- Directions -
Which lines do you get if you extract the records from the line with "y-tick-label: 0 xyxy=(44,170,52,186)" up to and including the line with "data-point xyxy=(484,138,491,145)"? Repeat them exactly.
##### Supplied material #####
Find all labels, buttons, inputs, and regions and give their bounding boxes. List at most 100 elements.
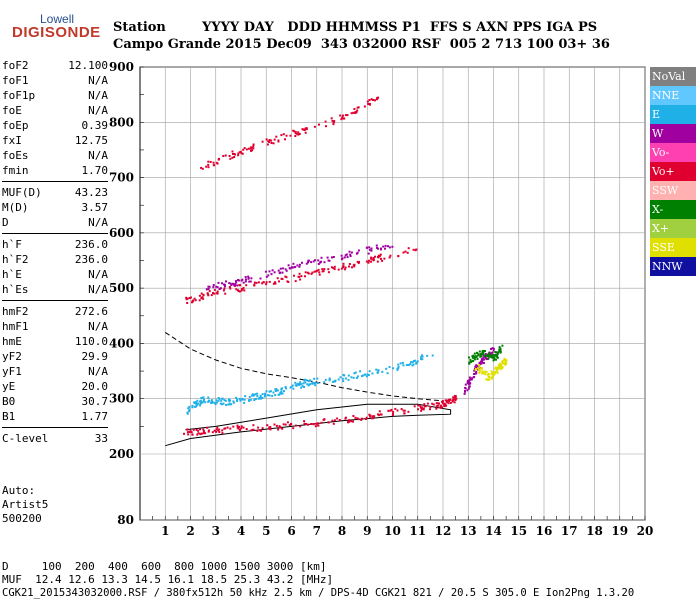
echo-point xyxy=(242,286,245,289)
echo-point xyxy=(304,131,307,134)
echo-point xyxy=(236,284,239,287)
echo-point xyxy=(397,363,400,366)
echo-point xyxy=(501,367,504,370)
echo-point xyxy=(198,294,201,297)
param-key: B0 xyxy=(2,395,16,408)
echo-point xyxy=(285,269,288,272)
echo-point xyxy=(473,358,476,361)
echo-point xyxy=(186,428,189,431)
echo-point xyxy=(238,428,241,431)
echo-point xyxy=(279,271,282,274)
echo-point xyxy=(480,367,483,369)
echo-point xyxy=(494,351,497,353)
echo-point xyxy=(203,398,205,401)
echo-point xyxy=(365,375,368,378)
x-tick-label: 14 xyxy=(485,524,502,538)
echo-point xyxy=(236,426,239,429)
echo-point xyxy=(400,408,403,411)
param-row: foF1p N/A xyxy=(2,88,108,103)
x-tick-label: 16 xyxy=(536,524,553,538)
param-value: 33 xyxy=(94,432,108,445)
echo-point xyxy=(207,400,210,403)
echo-point xyxy=(281,427,284,430)
echo-point xyxy=(473,373,475,375)
echo-point xyxy=(273,282,276,284)
echo-point xyxy=(454,395,457,398)
echo-point xyxy=(284,423,287,426)
echo-point xyxy=(492,373,495,376)
param-key: fmin xyxy=(2,164,29,177)
echo-point xyxy=(479,367,482,370)
echo-point xyxy=(340,267,343,270)
echo-point xyxy=(261,427,264,430)
echo-point xyxy=(472,359,475,362)
echo-point xyxy=(481,372,484,375)
echo-point xyxy=(341,377,344,380)
param-row: h`Es N/A xyxy=(2,282,108,297)
echo-point xyxy=(348,263,351,265)
echo-point xyxy=(284,268,287,271)
echo-point xyxy=(350,376,353,379)
y-tick-label: 500 xyxy=(109,281,134,295)
param-row: foF1 N/A xyxy=(2,73,108,88)
legend-entry-noval: NoVal xyxy=(650,67,696,86)
echo-point xyxy=(421,406,424,409)
echo-point xyxy=(327,421,330,424)
echo-point xyxy=(249,280,252,283)
echo-point xyxy=(344,377,347,380)
echo-point xyxy=(374,255,376,258)
echo-point xyxy=(316,422,319,425)
echo-point xyxy=(467,387,470,390)
echo-point xyxy=(491,375,494,378)
echo-point xyxy=(266,394,269,397)
echo-point xyxy=(414,359,416,362)
echo-point xyxy=(356,106,359,109)
echo-point xyxy=(207,430,210,433)
echo-point xyxy=(350,420,353,423)
echo-point xyxy=(501,344,504,347)
echo-point xyxy=(323,268,326,271)
echo-point xyxy=(237,152,240,155)
echo-point xyxy=(435,402,438,405)
echo-point xyxy=(213,164,216,167)
echo-point xyxy=(208,429,210,432)
param-row: B1 1.77 xyxy=(2,409,108,424)
echo-point xyxy=(260,397,262,400)
echo-point xyxy=(285,387,287,390)
echo-point xyxy=(467,379,469,382)
echo-point xyxy=(250,146,253,149)
echo-point xyxy=(468,376,471,379)
echo-point xyxy=(341,116,344,119)
echo-point xyxy=(215,399,218,402)
echo-point xyxy=(496,356,499,359)
echo-point xyxy=(429,408,431,411)
echo-point xyxy=(276,277,279,280)
echo-point xyxy=(464,390,466,393)
echo-point xyxy=(368,246,371,249)
echo-point xyxy=(366,246,369,249)
echo-point xyxy=(221,282,223,285)
echo-point xyxy=(195,404,198,407)
echo-point xyxy=(219,402,222,405)
echo-point xyxy=(445,404,448,407)
param-row: MUF(D) 43.23 xyxy=(2,185,108,200)
param-row: h`E N/A xyxy=(2,267,108,282)
echo-point xyxy=(410,361,412,364)
echo-point xyxy=(222,155,225,157)
echo-point xyxy=(219,287,222,290)
echo-point xyxy=(294,280,297,283)
echo-point xyxy=(253,284,256,287)
param-row: yF2 29.9 xyxy=(2,349,108,364)
param-row: foEs N/A xyxy=(2,148,108,163)
param-row: C-level 33 xyxy=(2,431,108,446)
echo-point xyxy=(188,408,191,411)
echo-point xyxy=(273,138,276,141)
echo-point xyxy=(343,268,346,271)
echo-point xyxy=(284,138,286,141)
echo-point xyxy=(370,249,373,252)
echo-point xyxy=(326,256,329,259)
echo-point xyxy=(426,354,429,357)
param-separator xyxy=(2,300,108,301)
echo-point xyxy=(366,100,369,103)
echo-point xyxy=(330,117,333,120)
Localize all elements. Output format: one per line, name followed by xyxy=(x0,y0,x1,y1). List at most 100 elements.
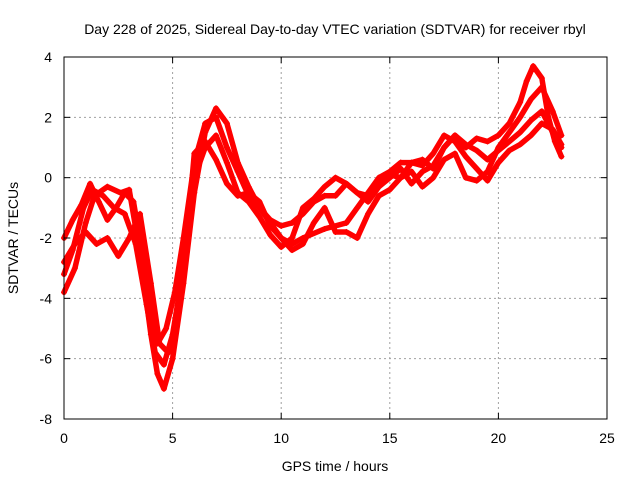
y-tick-label: 0 xyxy=(44,170,52,186)
data-point xyxy=(517,114,524,121)
data-point xyxy=(506,129,513,136)
data-point xyxy=(321,204,328,211)
data-point xyxy=(495,144,502,151)
data-point xyxy=(451,138,458,145)
chart-title: Day 228 of 2025, Sidereal Day-to-day VTE… xyxy=(84,21,586,37)
data-point xyxy=(132,241,139,248)
data-point xyxy=(473,147,480,154)
data-point xyxy=(484,138,491,145)
data-point xyxy=(365,210,372,217)
data-point xyxy=(354,235,361,241)
data-point xyxy=(558,132,565,139)
data-point xyxy=(223,120,230,127)
data-point xyxy=(451,150,458,157)
data-point xyxy=(95,198,102,205)
data-point xyxy=(180,235,187,241)
y-tick-label: -6 xyxy=(40,351,53,367)
data-point xyxy=(163,325,170,332)
y-tick-labels: -8 -6 -4 -2 0 2 4 xyxy=(40,49,53,427)
data-point xyxy=(397,174,404,181)
data-point xyxy=(154,370,161,377)
y-tick-label: -2 xyxy=(40,230,53,246)
data-point xyxy=(191,159,198,166)
data-point xyxy=(87,180,94,187)
data-point xyxy=(419,183,426,190)
data-point xyxy=(126,235,133,241)
x-tick-labels: 0 5 10 15 20 25 xyxy=(60,430,615,446)
data-point xyxy=(397,159,404,166)
data-point xyxy=(375,174,382,181)
data-point xyxy=(332,228,339,235)
data-point xyxy=(160,385,167,392)
data-point xyxy=(397,165,404,172)
data-point xyxy=(289,235,296,241)
data-point xyxy=(104,183,111,190)
data-point xyxy=(430,162,437,169)
data-point xyxy=(441,132,448,139)
data-point xyxy=(299,241,306,248)
y-tick-label: -8 xyxy=(40,411,53,427)
data-point xyxy=(278,244,285,251)
data-point xyxy=(202,120,209,127)
data-point xyxy=(558,141,565,148)
data-point xyxy=(213,114,220,121)
data-point xyxy=(354,189,361,196)
data-point xyxy=(256,213,263,220)
data-point xyxy=(267,216,274,223)
data-point xyxy=(71,265,78,272)
data-point xyxy=(82,219,89,226)
data-point xyxy=(441,156,448,163)
data-point xyxy=(343,228,350,235)
data-point xyxy=(71,241,78,248)
data-point xyxy=(289,247,296,254)
data-point xyxy=(223,180,230,187)
data-point xyxy=(256,204,263,211)
data-point xyxy=(538,84,545,91)
data-point xyxy=(245,192,252,199)
data-point xyxy=(538,120,545,127)
data-point xyxy=(213,105,220,112)
data-point xyxy=(169,355,176,362)
x-tick-label: 10 xyxy=(273,430,289,446)
data-point xyxy=(462,141,469,148)
data-point xyxy=(223,144,230,151)
data-point xyxy=(549,126,556,133)
data-point xyxy=(202,138,209,145)
data-point xyxy=(113,204,120,211)
data-point xyxy=(343,180,350,187)
data-point xyxy=(100,192,107,199)
data-point xyxy=(93,241,100,248)
x-tick-label: 0 xyxy=(60,430,68,446)
x-tick-label: 5 xyxy=(169,430,177,446)
data-series xyxy=(61,63,565,392)
data-point xyxy=(484,156,491,163)
series-line-track-c xyxy=(61,120,565,356)
data-point xyxy=(517,99,524,106)
data-point xyxy=(223,159,230,166)
data-point xyxy=(441,144,448,151)
data-point xyxy=(527,132,534,139)
data-point xyxy=(78,201,85,208)
data-point xyxy=(321,192,328,199)
data-point xyxy=(173,319,180,326)
data-point xyxy=(517,129,524,136)
data-point xyxy=(130,198,137,205)
data-point xyxy=(419,162,426,169)
data-point xyxy=(234,192,241,199)
data-point xyxy=(104,235,111,241)
data-point xyxy=(354,204,361,211)
data-point xyxy=(321,183,328,190)
data-point xyxy=(278,235,285,241)
data-point xyxy=(430,174,437,181)
data-point xyxy=(165,349,172,356)
data-point xyxy=(419,168,426,175)
data-point xyxy=(310,198,317,205)
data-point xyxy=(310,219,317,226)
data-point xyxy=(473,165,480,172)
data-point xyxy=(147,310,154,317)
data-point xyxy=(160,361,167,368)
data-point xyxy=(278,222,285,229)
data-point xyxy=(506,120,513,127)
data-point xyxy=(104,216,111,223)
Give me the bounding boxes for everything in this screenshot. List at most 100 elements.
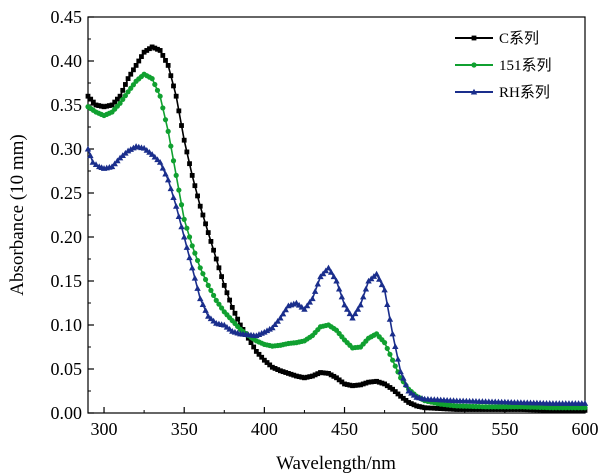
data-point <box>403 397 409 403</box>
data-point <box>581 400 589 406</box>
data-point <box>156 159 164 165</box>
legend-swatch-marker <box>471 35 477 41</box>
data-point <box>189 264 196 271</box>
data-point <box>389 330 396 337</box>
data-point <box>191 274 199 281</box>
data-point <box>213 297 219 303</box>
data-point <box>164 176 172 183</box>
data-point <box>306 298 313 305</box>
data-point <box>176 187 182 193</box>
data-point <box>320 370 326 376</box>
data-point <box>352 310 359 317</box>
data-point <box>275 367 281 372</box>
data-point <box>266 325 273 332</box>
data-point <box>152 81 158 88</box>
data-point <box>368 379 374 385</box>
data-point <box>460 407 466 412</box>
data-point <box>187 161 192 167</box>
data-point <box>96 103 102 108</box>
data-point <box>189 243 195 249</box>
data-point <box>186 254 193 261</box>
x-tick-label: 350 <box>171 419 198 439</box>
data-point <box>544 407 549 413</box>
data-point <box>314 280 321 287</box>
data-point <box>486 407 492 412</box>
data-point <box>582 405 588 411</box>
data-point <box>349 314 356 321</box>
legend-swatch-marker <box>470 88 478 95</box>
data-point <box>111 160 118 167</box>
data-point <box>253 349 259 354</box>
data-point <box>400 374 407 381</box>
data-point <box>141 49 147 55</box>
data-point <box>566 407 572 413</box>
data-point <box>373 270 380 277</box>
data-point <box>122 93 129 99</box>
data-point <box>556 407 562 413</box>
data-point <box>168 73 174 79</box>
data-point <box>384 301 391 308</box>
data-point <box>159 164 167 171</box>
data-point <box>117 93 123 99</box>
data-point <box>398 393 404 399</box>
data-point <box>338 293 346 300</box>
y-tick-label: 0.35 <box>51 95 83 115</box>
data-point <box>181 216 187 222</box>
data-point <box>148 151 156 157</box>
data-point <box>579 407 585 413</box>
legend-item: RH系列 <box>455 84 550 101</box>
data-point <box>327 269 335 275</box>
data-point <box>197 203 203 209</box>
data-point <box>540 407 546 413</box>
data-point <box>263 327 271 334</box>
data-point <box>88 96 94 102</box>
data-point <box>310 373 315 379</box>
data-point <box>362 285 370 292</box>
data-point <box>360 381 366 387</box>
data-point <box>216 265 222 271</box>
data-point <box>572 407 578 413</box>
data-point <box>416 404 422 409</box>
data-point <box>175 213 183 220</box>
data-point <box>87 152 94 159</box>
data-point <box>192 250 198 256</box>
data-point <box>264 360 270 365</box>
data-point <box>202 307 209 313</box>
data-point <box>528 407 533 413</box>
data-point <box>195 193 200 199</box>
data-point <box>277 314 284 321</box>
data-point <box>499 407 505 412</box>
data-point <box>347 382 353 388</box>
data-point <box>271 321 279 327</box>
data-point <box>168 143 174 149</box>
data-point <box>92 161 100 167</box>
x-tick-label: 600 <box>572 419 599 439</box>
data-point <box>202 276 209 283</box>
data-point <box>537 407 543 413</box>
data-point <box>428 405 434 411</box>
data-point <box>531 407 537 413</box>
data-point <box>269 364 275 370</box>
data-point <box>219 305 225 311</box>
data-point <box>280 369 286 375</box>
data-point <box>470 407 476 412</box>
data-point <box>425 405 431 411</box>
data-point <box>160 105 166 111</box>
data-point <box>210 292 217 298</box>
data-point <box>336 377 342 383</box>
x-tick-label: 450 <box>331 419 358 439</box>
data-point <box>358 382 363 388</box>
data-point <box>131 67 136 73</box>
data-point <box>248 340 254 345</box>
data-point <box>505 407 511 412</box>
data-point <box>120 96 126 103</box>
data-point <box>397 368 404 375</box>
data-point <box>224 290 230 296</box>
data-point <box>108 163 116 170</box>
data-point <box>162 117 169 123</box>
data-point <box>157 93 163 99</box>
data-point <box>414 403 420 409</box>
y-tick-label: 0.40 <box>51 51 83 71</box>
data-point <box>560 407 565 413</box>
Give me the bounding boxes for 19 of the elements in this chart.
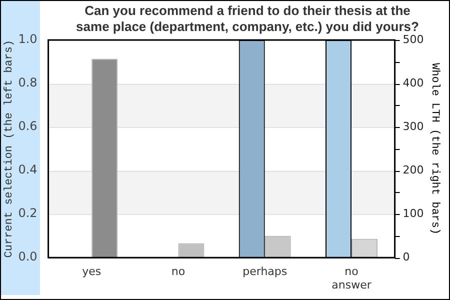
- chart-title: Can you recommend a friend to do their thesis at the same place (department, company, etc.) you did yours?: [75, 3, 420, 34]
- y2-axis-title: Whole LTH (the right bars): [428, 62, 440, 235]
- y2-tick-label: 200: [402, 163, 424, 176]
- y2-tick-label: 0: [402, 250, 410, 264]
- y-tick-label: 0.0: [18, 250, 38, 264]
- y-tick-label: 1.0: [18, 32, 38, 46]
- y-tick-label: 0.2: [18, 206, 38, 220]
- x-tick-label: no answer: [332, 265, 372, 292]
- y2-tick-label: 300: [402, 120, 424, 133]
- x-tick-label: no: [171, 265, 186, 278]
- y2-tick-label: 500: [402, 32, 424, 46]
- y2-tick-label: 100: [402, 206, 424, 220]
- x-tick-label: perhaps: [242, 265, 288, 278]
- y-axis-title: Current selection (the left bars): [4, 40, 16, 258]
- y2-tick-label: 400: [402, 76, 424, 90]
- y-tick-label: 0.6: [18, 119, 38, 134]
- x-tick-label: yes: [82, 265, 102, 278]
- y-tick-label: 0.4: [18, 162, 38, 177]
- y-tick-label: 0.8: [18, 76, 38, 90]
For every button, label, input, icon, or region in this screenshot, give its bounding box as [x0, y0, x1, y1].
#####
- Exercise result -
y-tick-label: 0 xyxy=(44,170,52,186)
data-point xyxy=(517,114,524,121)
data-point xyxy=(506,129,513,136)
data-point xyxy=(321,204,328,211)
data-point xyxy=(495,144,502,151)
data-point xyxy=(451,138,458,145)
chart-title: Day 228 of 2025, Sidereal Day-to-day VTE… xyxy=(84,21,586,37)
data-point xyxy=(132,241,139,248)
data-point xyxy=(473,147,480,154)
data-point xyxy=(484,138,491,145)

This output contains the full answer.